EXERCISE DETAILS :: Set down all the lines below, each one exactly as shown.

(Dataset entries on figures)
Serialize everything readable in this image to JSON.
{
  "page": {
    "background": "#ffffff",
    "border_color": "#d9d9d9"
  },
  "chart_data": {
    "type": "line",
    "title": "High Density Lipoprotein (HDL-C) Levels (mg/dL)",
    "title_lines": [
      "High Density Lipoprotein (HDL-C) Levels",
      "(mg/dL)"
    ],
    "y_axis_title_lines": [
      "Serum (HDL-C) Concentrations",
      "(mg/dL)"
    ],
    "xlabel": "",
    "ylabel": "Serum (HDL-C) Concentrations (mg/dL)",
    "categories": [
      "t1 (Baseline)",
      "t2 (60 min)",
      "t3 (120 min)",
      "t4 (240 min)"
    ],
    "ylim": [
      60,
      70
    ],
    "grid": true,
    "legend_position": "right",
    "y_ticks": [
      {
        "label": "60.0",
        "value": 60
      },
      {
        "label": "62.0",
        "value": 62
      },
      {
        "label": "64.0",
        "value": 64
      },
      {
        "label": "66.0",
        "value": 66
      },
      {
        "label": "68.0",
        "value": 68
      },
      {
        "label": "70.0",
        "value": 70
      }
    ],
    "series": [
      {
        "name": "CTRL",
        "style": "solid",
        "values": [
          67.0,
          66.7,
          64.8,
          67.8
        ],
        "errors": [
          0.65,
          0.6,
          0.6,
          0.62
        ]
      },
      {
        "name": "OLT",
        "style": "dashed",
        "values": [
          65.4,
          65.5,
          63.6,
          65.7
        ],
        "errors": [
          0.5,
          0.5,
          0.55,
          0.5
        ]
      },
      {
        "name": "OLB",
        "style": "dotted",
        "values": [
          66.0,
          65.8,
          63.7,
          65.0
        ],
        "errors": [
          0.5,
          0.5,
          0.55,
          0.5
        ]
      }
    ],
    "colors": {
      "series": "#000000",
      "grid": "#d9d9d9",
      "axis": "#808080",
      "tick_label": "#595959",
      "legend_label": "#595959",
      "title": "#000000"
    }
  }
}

FINISHED TASK ::
Serialize everything readable in this image to JSON.
{
  "page": {
    "background": "#ffffff",
    "border_color": "#d9d9d9"
  },
  "chart_data": {
    "type": "line",
    "title": "High Density Lipoprotein (HDL-C) Levels (mg/dL)",
    "title_lines": [
      "High Density Lipoprotein (HDL-C) Levels",
      "(mg/dL)"
    ],
    "y_axis_title_lines": [
      "Serum (HDL-C) Concentrations",
      "(mg/dL)"
    ],
    "xlabel": "",
    "ylabel": "Serum (HDL-C) Concentrations (mg/dL)",
    "categories": [
      "t1 (Baseline)",
      "t2 (60 min)",
      "t3 (120 min)",
      "t4 (240 min)"
    ],
    "ylim": [
      60,
      70
    ],
    "grid": true,
    "legend_position": "right",
    "y_ticks": [
      {
        "label": "60.0",
        "value": 60
      },
      {
        "label": "62.0",
        "value": 62
      },
      {
        "label": "64.0",
        "value": 64
      },
      {
        "label": "66.0",
        "value": 66
      },
      {
        "label": "68.0",
        "value": 68
      },
      {
        "label": "70.0",
        "value": 70
      }
    ],
    "series": [
      {
        "name": "CTRL",
        "style": "solid",
        "values": [
          67.0,
          66.7,
          64.8,
          67.8
        ],
        "errors": [
          0.65,
          0.6,
          0.6,
          0.62
        ]
      },
      {
        "name": "OLT",
        "style": "dashed",
        "values": [
          65.4,
          65.5,
          63.6,
          65.7
        ],
        "errors": [
          0.5,
          0.5,
          0.55,
          0.5
        ]
      },
      {
        "name": "OLB",
        "style": "dotted",
        "values": [
          66.0,
          65.8,
          63.7,
          65.0
        ],
        "errors": [
          0.5,
          0.5,
          0.55,
          0.5
        ]
      }
    ],
    "colors": {
      "series": "#000000",
      "grid": "#d9d9d9",
      "axis": "#808080",
      "tick_label": "#595959",
      "legend_label": "#595959",
      "title": "#000000"
    }
  }
}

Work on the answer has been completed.